> Aim:
Each record below must be returned exactly as shown.

= = =

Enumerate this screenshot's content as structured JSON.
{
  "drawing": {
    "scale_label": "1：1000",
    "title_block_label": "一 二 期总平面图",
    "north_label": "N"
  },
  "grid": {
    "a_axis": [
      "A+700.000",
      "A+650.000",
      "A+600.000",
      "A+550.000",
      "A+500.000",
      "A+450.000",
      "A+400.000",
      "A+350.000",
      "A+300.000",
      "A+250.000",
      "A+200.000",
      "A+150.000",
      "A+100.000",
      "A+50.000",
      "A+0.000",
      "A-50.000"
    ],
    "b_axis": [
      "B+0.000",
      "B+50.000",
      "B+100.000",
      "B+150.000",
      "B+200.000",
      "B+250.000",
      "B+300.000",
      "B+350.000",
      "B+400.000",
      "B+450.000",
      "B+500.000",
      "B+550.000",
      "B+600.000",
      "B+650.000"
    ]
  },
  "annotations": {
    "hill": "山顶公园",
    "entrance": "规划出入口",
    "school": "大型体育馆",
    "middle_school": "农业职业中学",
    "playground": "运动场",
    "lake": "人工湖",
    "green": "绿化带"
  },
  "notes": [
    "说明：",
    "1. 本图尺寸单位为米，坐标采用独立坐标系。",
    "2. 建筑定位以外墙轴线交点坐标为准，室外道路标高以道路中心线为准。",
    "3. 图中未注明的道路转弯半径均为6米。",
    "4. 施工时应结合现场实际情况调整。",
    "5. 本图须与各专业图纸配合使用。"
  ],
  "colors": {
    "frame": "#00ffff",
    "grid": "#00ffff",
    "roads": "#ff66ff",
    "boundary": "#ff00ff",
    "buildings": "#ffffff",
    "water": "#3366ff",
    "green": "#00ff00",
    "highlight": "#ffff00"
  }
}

= = =

> Reply to the exercise:
Enumerate this screenshot's content as structured JSON.
{
  "drawing": {
    "scale_label": "1：1000",
    "title_block_label": "一 二 期总平面图",
    "north_label": "N"
  },
  "grid": {
    "a_axis": [
      "A+700.000",
      "A+650.000",
      "A+600.000",
      "A+550.000",
      "A+500.000",
      "A+450.000",
      "A+400.000",
      "A+350.000",
      "A+300.000",
      "A+250.000",
      "A+200.000",
      "A+150.000",
      "A+100.000",
      "A+50.000",
      "A+0.000",
      "A-50.000"
    ],
    "b_axis": [
      "B+0.000",
      "B+50.000",
      "B+100.000",
      "B+150.000",
      "B+200.000",
      "B+250.000",
      "B+300.000",
      "B+350.000",
      "B+400.000",
      "B+450.000",
      "B+500.000",
      "B+550.000",
      "B+600.000",
      "B+650.000"
    ]
  },
  "annotations": {
    "hill": "山顶公园",
    "entrance": "规划出入口",
    "school": "大型体育馆",
    "middle_school": "农业职业中学",
    "playground": "运动场",
    "lake": "人工湖",
    "green": "绿化带"
  },
  "notes": [
    "说明：",
    "1. 本图尺寸单位为米，坐标采用独立坐标系。",
    "2. 建筑定位以外墙轴线交点坐标为准，室外道路标高以道路中心线为准。",
    "3. 图中未注明的道路转弯半径均为6米。",
    "4. 施工时应结合现场实际情况调整。",
    "5. 本图须与各专业图纸配合使用。"
  ],
  "colors": {
    "frame": "#00ffff",
    "grid": "#00ffff",
    "roads": "#ff66ff",
    "boundary": "#ff00ff",
    "buildings": "#ffffff",
    "water": "#3366ff",
    "green": "#00ff00",
    "highlight": "#ffff00"
  }
}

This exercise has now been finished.